Dataset content —
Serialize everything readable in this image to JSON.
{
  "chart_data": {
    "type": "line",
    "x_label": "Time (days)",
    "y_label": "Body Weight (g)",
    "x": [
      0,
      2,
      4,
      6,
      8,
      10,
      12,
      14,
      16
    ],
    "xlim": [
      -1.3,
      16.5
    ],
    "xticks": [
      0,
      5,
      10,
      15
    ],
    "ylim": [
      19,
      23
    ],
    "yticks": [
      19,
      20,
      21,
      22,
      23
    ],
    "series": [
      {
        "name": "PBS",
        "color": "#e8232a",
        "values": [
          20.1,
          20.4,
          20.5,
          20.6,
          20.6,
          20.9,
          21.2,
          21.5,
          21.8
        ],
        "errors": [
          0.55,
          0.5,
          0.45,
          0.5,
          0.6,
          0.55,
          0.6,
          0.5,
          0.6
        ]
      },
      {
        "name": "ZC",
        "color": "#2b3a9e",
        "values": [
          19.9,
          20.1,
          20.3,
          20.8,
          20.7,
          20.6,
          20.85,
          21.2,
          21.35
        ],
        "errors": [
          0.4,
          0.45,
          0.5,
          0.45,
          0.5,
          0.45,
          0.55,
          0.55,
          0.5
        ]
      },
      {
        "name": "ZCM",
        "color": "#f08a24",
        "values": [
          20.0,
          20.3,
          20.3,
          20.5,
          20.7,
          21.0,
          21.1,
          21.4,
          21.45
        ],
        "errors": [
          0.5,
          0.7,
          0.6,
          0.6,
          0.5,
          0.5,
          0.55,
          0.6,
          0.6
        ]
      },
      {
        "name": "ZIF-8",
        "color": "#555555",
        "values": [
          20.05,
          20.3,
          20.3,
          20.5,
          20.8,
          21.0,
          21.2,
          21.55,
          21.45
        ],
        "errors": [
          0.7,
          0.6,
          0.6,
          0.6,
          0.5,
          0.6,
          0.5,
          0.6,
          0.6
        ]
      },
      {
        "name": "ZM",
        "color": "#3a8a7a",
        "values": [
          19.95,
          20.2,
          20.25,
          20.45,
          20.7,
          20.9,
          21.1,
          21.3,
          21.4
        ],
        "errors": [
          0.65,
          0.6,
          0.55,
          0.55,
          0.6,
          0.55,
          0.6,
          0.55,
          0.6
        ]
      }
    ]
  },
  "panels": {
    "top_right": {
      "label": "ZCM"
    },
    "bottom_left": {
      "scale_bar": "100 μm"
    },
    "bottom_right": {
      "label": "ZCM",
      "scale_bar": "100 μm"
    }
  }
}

Given problem —
Exactly reproduce every line of the records.

Solved problem —
Serialize everything readable in this image to JSON.
{
  "chart_data": {
    "type": "line",
    "x_label": "Time (days)",
    "y_label": "Body Weight (g)",
    "x": [
      0,
      2,
      4,
      6,
      8,
      10,
      12,
      14,
      16
    ],
    "xlim": [
      -1.3,
      16.5
    ],
    "xticks": [
      0,
      5,
      10,
      15
    ],
    "ylim": [
      19,
      23
    ],
    "yticks": [
      19,
      20,
      21,
      22,
      23
    ],
    "series": [
      {
        "name": "PBS",
        "color": "#e8232a",
        "values": [
          20.1,
          20.4,
          20.5,
          20.6,
          20.6,
          20.9,
          21.2,
          21.5,
          21.8
        ],
        "errors": [
          0.55,
          0.5,
          0.45,
          0.5,
          0.6,
          0.55,
          0.6,
          0.5,
          0.6
        ]
      },
      {
        "name": "ZC",
        "color": "#2b3a9e",
        "values": [
          19.9,
          20.1,
          20.3,
          20.8,
          20.7,
          20.6,
          20.85,
          21.2,
          21.35
        ],
        "errors": [
          0.4,
          0.45,
          0.5,
          0.45,
          0.5,
          0.45,
          0.55,
          0.55,
          0.5
        ]
      },
      {
        "name": "ZCM",
        "color": "#f08a24",
        "values": [
          20.0,
          20.3,
          20.3,
          20.5,
          20.7,
          21.0,
          21.1,
          21.4,
          21.45
        ],
        "errors": [
          0.5,
          0.7,
          0.6,
          0.6,
          0.5,
          0.5,
          0.55,
          0.6,
          0.6
        ]
      },
      {
        "name": "ZIF-8",
        "color": "#555555",
        "values": [
          20.05,
          20.3,
          20.3,
          20.5,
          20.8,
          21.0,
          21.2,
          21.55,
          21.45
        ],
        "errors": [
          0.7,
          0.6,
          0.6,
          0.6,
          0.5,
          0.6,
          0.5,
          0.6,
          0.6
        ]
      },
      {
        "name": "ZM",
        "color": "#3a8a7a",
        "values": [
          19.95,
          20.2,
          20.25,
          20.45,
          20.7,
          20.9,
          21.1,
          21.3,
          21.4
        ],
        "errors": [
          0.65,
          0.6,
          0.55,
          0.55,
          0.6,
          0.55,
          0.6,
          0.55,
          0.6
        ]
      }
    ]
  },
  "panels": {
    "top_right": {
      "label": "ZCM"
    },
    "bottom_left": {
      "scale_bar": "100 μm"
    },
    "bottom_right": {
      "label": "ZCM",
      "scale_bar": "100 μm"
    }
  }
}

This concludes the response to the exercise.